_Problem_
Write out the entries verbatim and leave the images out of the copy.

_Extracted data entries_

____

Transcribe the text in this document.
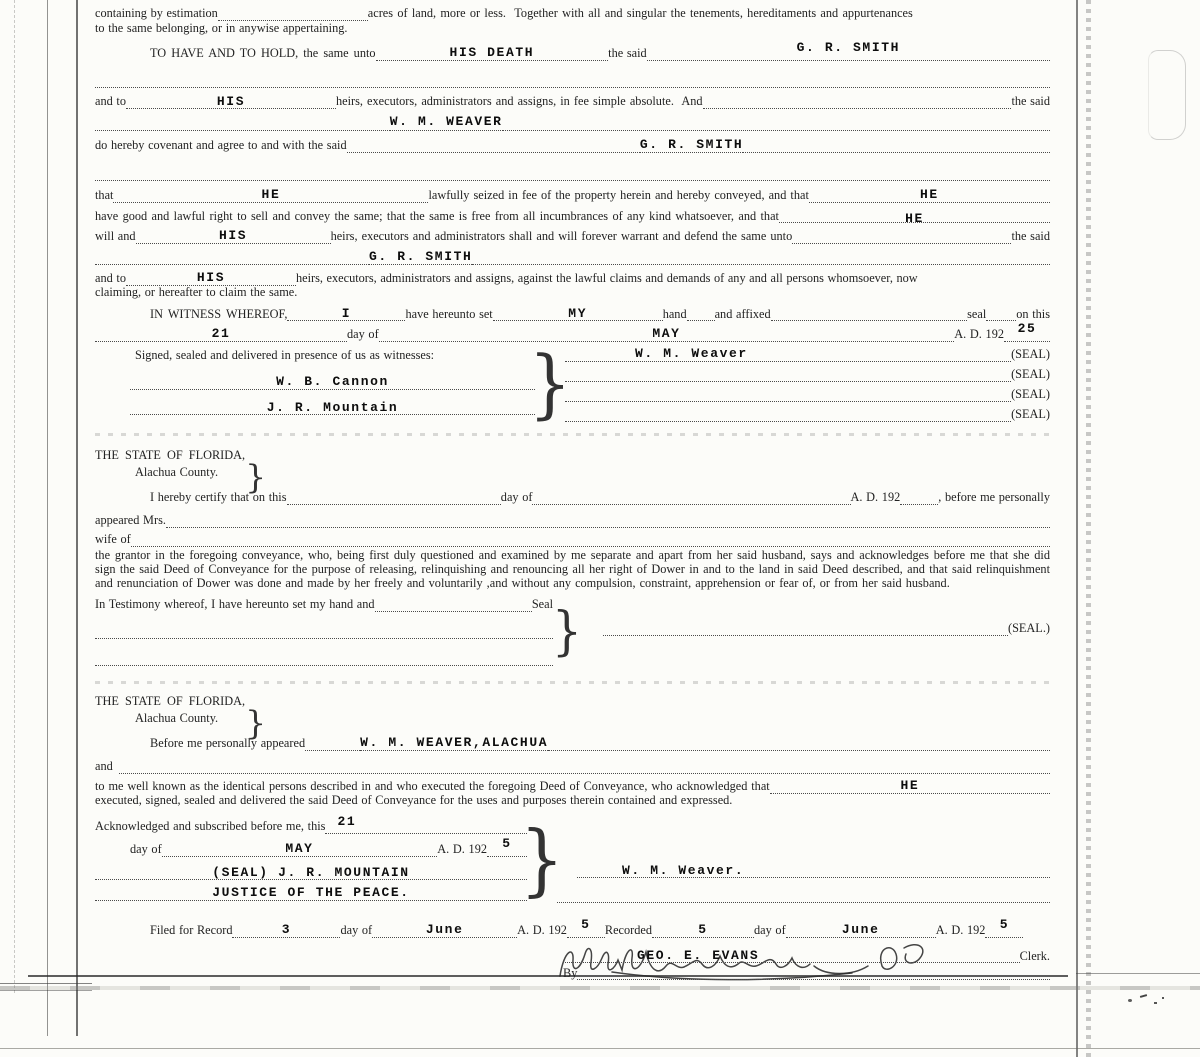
containing by estimation	acres of land, more or less.  Together with all and singular the tenements, hereditaments and appurtenances
to the same belonging, or in anywise appertaining.
TO HAVE AND TO HOLD, the same unto	HIS DEATH	the said	G. R. SMITH
and to	HIS	heirs, executors, administrators and assigns, in fee simple absolute.  And	the said
W. M. WEAVER
do hereby covenant and agree to and with the said	G. R. SMITH
that	HE	lawfully seized in fee of the property herein and hereby conveyed, and that	HE
have good and lawful right to sell and convey the same; that the same is free from all incumbrances of any kind whatsoever, and that	HE
will and	HIS	heirs, executors and administrators shall and will forever warrant and defend the same unto	the said
G. R. SMITH
and to	HIS	heirs, executors, administrators and assigns, against the lawful claims and demands of any and all persons whomsoever, now
claiming, or hereafter to claim the same.
IN WITNESS WHEREOF,	I	have hereunto set	MY	hand and affixed	seal on this
21	day of	MAY	A. D. 192 25
Signed, sealed and delivered in presence of us as witnesses:
W. B. Cannon
J. R. Mountain }	W. M. Weaver	(SEAL)
(SEAL)
(SEAL)
(SEAL)
THE STATE OF FLORIDA,
}
Alachua County.
I hereby certify that on this	day of	A. D. 192	, before me personally
appeared Mrs.
wife of
the grantor in the foregoing conveyance, who, being first duly questioned and examined by me separate and apart from her said husband, says and acknowledges before me that she did sign the said Deed of Conveyance for the purpose of releasing, relinquishing and renouncing all her right of Dower in and to the land in said Deed described, and that said relinquishment and renunciation of Dower was done and made by her freely and voluntarily ,and without any compulsion, constraint, apprehension or fear of, or from her said husband.
In Testimony whereof, I have hereunto set my hand and	Seal }	(SEAL.)
THE STATE OF FLORIDA,
}
Alachua County.
Before me personally appeared	W. M. WEAVER,ALACHUA
and
to me well known as the identical persons described in and who executed the foregoing Deed of Conveyance, who acknowledged that	HE
executed, signed, sealed and delivered the said Deed of Conveyance for the uses and purposes therein contained and expressed.
Acknowledged and subscribed before me, this 21
day of	MAY	A. D. 192 5
(SEAL) J. R. MOUNTAIN
JUSTICE OF THE PEACE. }	W. M. Weaver.
Filed for Record	3	day of	June	A. D. 192 5 Recorded	5	day of	June	A. D. 192 5
GEO. E. EVANS	Clerk.
By
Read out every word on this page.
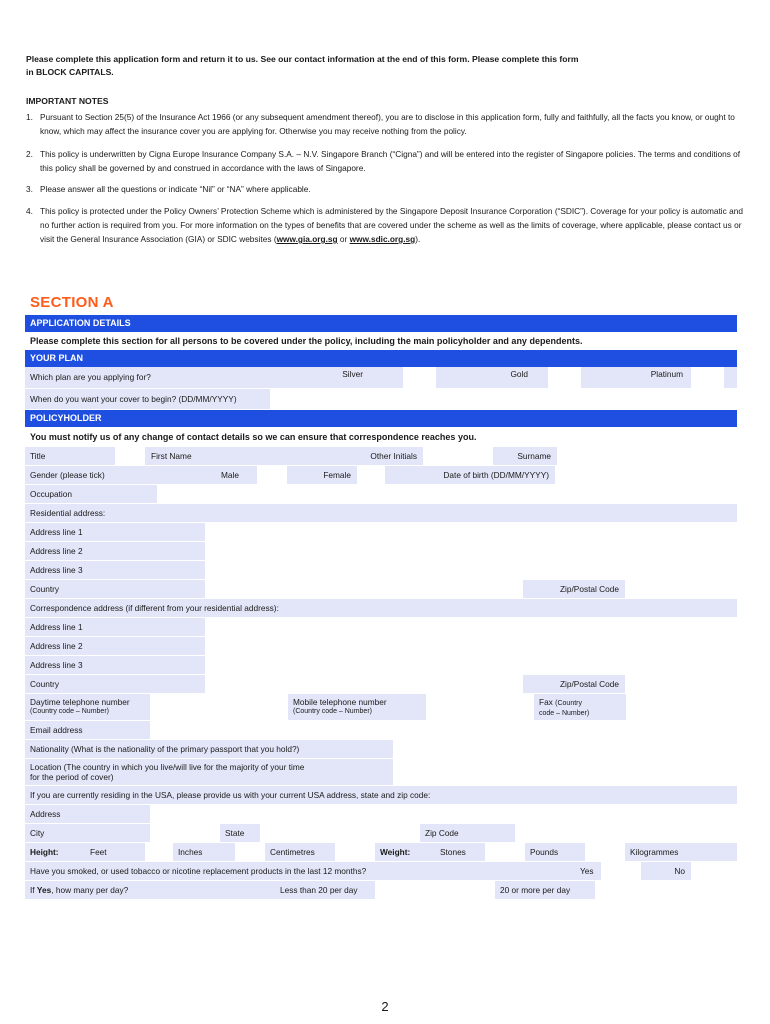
Please complete this application form and return it to us. See our contact information at the end of this form. Please complete this form
in BLOCK CAPITALS.
IMPORTANT NOTES
1. Pursuant to Section 25(5) of the Insurance Act 1966 (or any subsequent amendment thereof), you are to disclose in this application form, fully and faithfully, all the facts you know, or ought to know, which may affect the insurance cover you are applying for. Otherwise you may receive nothing from the policy.
2. This policy is underwritten by Cigna Europe Insurance Company S.A. – N.V. Singapore Branch (“Cigna”) and will be entered into the register of Singapore policies. The terms and conditions of this policy shall be governed by and construed in accordance with the laws of Singapore.
3. Please answer all the questions or indicate “Nil” or “NA” where applicable.
4. This policy is protected under the Policy Owners’ Protection Scheme which is administered by the Singapore Deposit Insurance Corporation (“SDIC”). Coverage for your policy is automatic and no further action is required from you. For more information on the types of benefits that are covered under the scheme as well as the limits of coverage, where applicable, please contact us or visit the General Insurance Association (GIA) or SDIC websites (www.gia.org.sg or www.sdic.org.sg).
SECTION A
APPLICATION DETAILS
Please complete this section for all persons to be covered under the policy, including the main policyholder and any dependents.
YOUR PLAN
Which plan are you applying for?	Silver	Gold	Platinum
When do you want your cover to begin? (DD/MM/YYYY)
POLICYHOLDER
You must notify us of any change of contact details so we can ensure that correspondence reaches you.
Title	First Name	Other Initials	Surname
Gender (please tick)	Male	Female	Date of birth (DD/MM/YYYY)
Occupation
Residential address:
Address line 1
Address line 2
Address line 3
Country	Zip/Postal Code
Correspondence address (if different from your residential address):
Address line 1
Address line 2
Address line 3
Country	Zip/Postal Code
Daytime telephone number
(Country code – Number)
Mobile telephone number
(Country code – Number)
Fax (Country
code – Number)
Email address
Nationality (What is the nationality of the primary passport that you hold?)
Location (The country in which you live/will live for the majority of your time
for the period of cover)
If you are currently residing in the USA, please provide us with your current USA address, state and zip code:
Address
City	State	Zip Code
Height:	Feet	Inches	Centimetres	Weight:	Stones	Pounds	Kilogrammes
Have you smoked, or used tobacco or nicotine replacement products in the last 12 months?	Yes	No
If Yes, how many per day?	Less than 20 per day	20 or more per day
2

____

_Problem solution_
Transcribe the text in this document.
containing by estimation	acres of land, more or less.  Together with all and singular the tenements, hereditaments and appurtenances
to the same belonging, or in anywise appertaining.
TO HAVE AND TO HOLD, the same unto	HIS DEATH	the said	G. R. SMITH
and to	HIS	heirs, executors, administrators and assigns, in fee simple absolute.  And	the said
W. M. WEAVER
do hereby covenant and agree to and with the said	G. R. SMITH
that	HE	lawfully seized in fee of the property herein and hereby conveyed, and that	HE
have good and lawful right to sell and convey the same; that the same is free from all incumbrances of any kind whatsoever, and that	HE
will and	HIS	heirs, executors and administrators shall and will forever warrant and defend the same unto	the said
G. R. SMITH
and to	HIS	heirs, executors, administrators and assigns, against the lawful claims and demands of any and all persons whomsoever, now
claiming, or hereafter to claim the same.
IN WITNESS WHEREOF,	I	have hereunto set	MY	hand and affixed	seal on this
21	day of	MAY	A. D. 192 25
Signed, sealed and delivered in presence of us as witnesses:
W. B. Cannon
J. R. Mountain }	W. M. Weaver	(SEAL)
(SEAL)
(SEAL)
(SEAL)
THE STATE OF FLORIDA,
}
Alachua County.
I hereby certify that on this	day of	A. D. 192	, before me personally
appeared Mrs.
wife of
the grantor in the foregoing conveyance, who, being first duly questioned and examined by me separate and apart from her said husband, says and acknowledges before me that she did sign the said Deed of Conveyance for the purpose of releasing, relinquishing and renouncing all her right of Dower in and to the land in said Deed described, and that said relinquishment and renunciation of Dower was done and made by her freely and voluntarily ,and without any compulsion, constraint, apprehension or fear of, or from her said husband.
In Testimony whereof, I have hereunto set my hand and	Seal }	(SEAL.)
THE STATE OF FLORIDA,
}
Alachua County.
Before me personally appeared	W. M. WEAVER,ALACHUA
and
to me well known as the identical persons described in and who executed the foregoing Deed of Conveyance, who acknowledged that	HE
executed, signed, sealed and delivered the said Deed of Conveyance for the uses and purposes therein contained and expressed.
Acknowledged and subscribed before me, this 21
day of	MAY	A. D. 192 5
(SEAL) J. R. MOUNTAIN
JUSTICE OF THE PEACE. }	W. M. Weaver.
Filed for Record	3	day of	June	A. D. 192 5 Recorded	5	day of	June	A. D. 192 5
GEO. E. EVANS	Clerk.
By
Read out every word on this page.
Please complete this application form and return it to us. See our contact information at the end of this form. Please complete this form
in BLOCK CAPITALS.
IMPORTANT NOTES
1. Pursuant to Section 25(5) of the Insurance Act 1966 (or any subsequent amendment thereof), you are to disclose in this application form, fully and faithfully, all the facts you know, or ought to know, which may affect the insurance cover you are applying for. Otherwise you may receive nothing from the policy.
2. This policy is underwritten by Cigna Europe Insurance Company S.A. – N.V. Singapore Branch (“Cigna”) and will be entered into the register of Singapore policies. The terms and conditions of this policy shall be governed by and construed in accordance with the laws of Singapore.
3. Please answer all the questions or indicate “Nil” or “NA” where applicable.
4. This policy is protected under the Policy Owners’ Protection Scheme which is administered by the Singapore Deposit Insurance Corporation (“SDIC”). Coverage for your policy is automatic and no further action is required from you. For more information on the types of benefits that are covered under the scheme as well as the limits of coverage, where applicable, please contact us or visit the General Insurance Association (GIA) or SDIC websites (www.gia.org.sg or www.sdic.org.sg).
SECTION A
APPLICATION DETAILS
Please complete this section for all persons to be covered under the policy, including the main policyholder and any dependents.
YOUR PLAN
Which plan are you applying for?	Silver	Gold	Platinum
When do you want your cover to begin? (DD/MM/YYYY)
POLICYHOLDER
You must notify us of any change of contact details so we can ensure that correspondence reaches you.
Title	First Name	Other Initials	Surname
Gender (please tick)	Male	Female	Date of birth (DD/MM/YYYY)
Occupation
Residential address:
Address line 1
Address line 2
Address line 3
Country	Zip/Postal Code
Correspondence address (if different from your residential address):
Address line 1
Address line 2
Address line 3
Country	Zip/Postal Code
Daytime telephone number
(Country code – Number)
Mobile telephone number
(Country code – Number)
Fax (Country
code – Number)
Email address
Nationality (What is the nationality of the primary passport that you hold?)
Location (The country in which you live/will live for the majority of your time
for the period of cover)
If you are currently residing in the USA, please provide us with your current USA address, state and zip code:
Address
City	State	Zip Code
Height:	Feet	Inches	Centimetres	Weight:	Stones	Pounds	Kilogrammes
Have you smoked, or used tobacco or nicotine replacement products in the last 12 months?	Yes	No
If Yes, how many per day?	Less than 20 per day	20 or more per day
2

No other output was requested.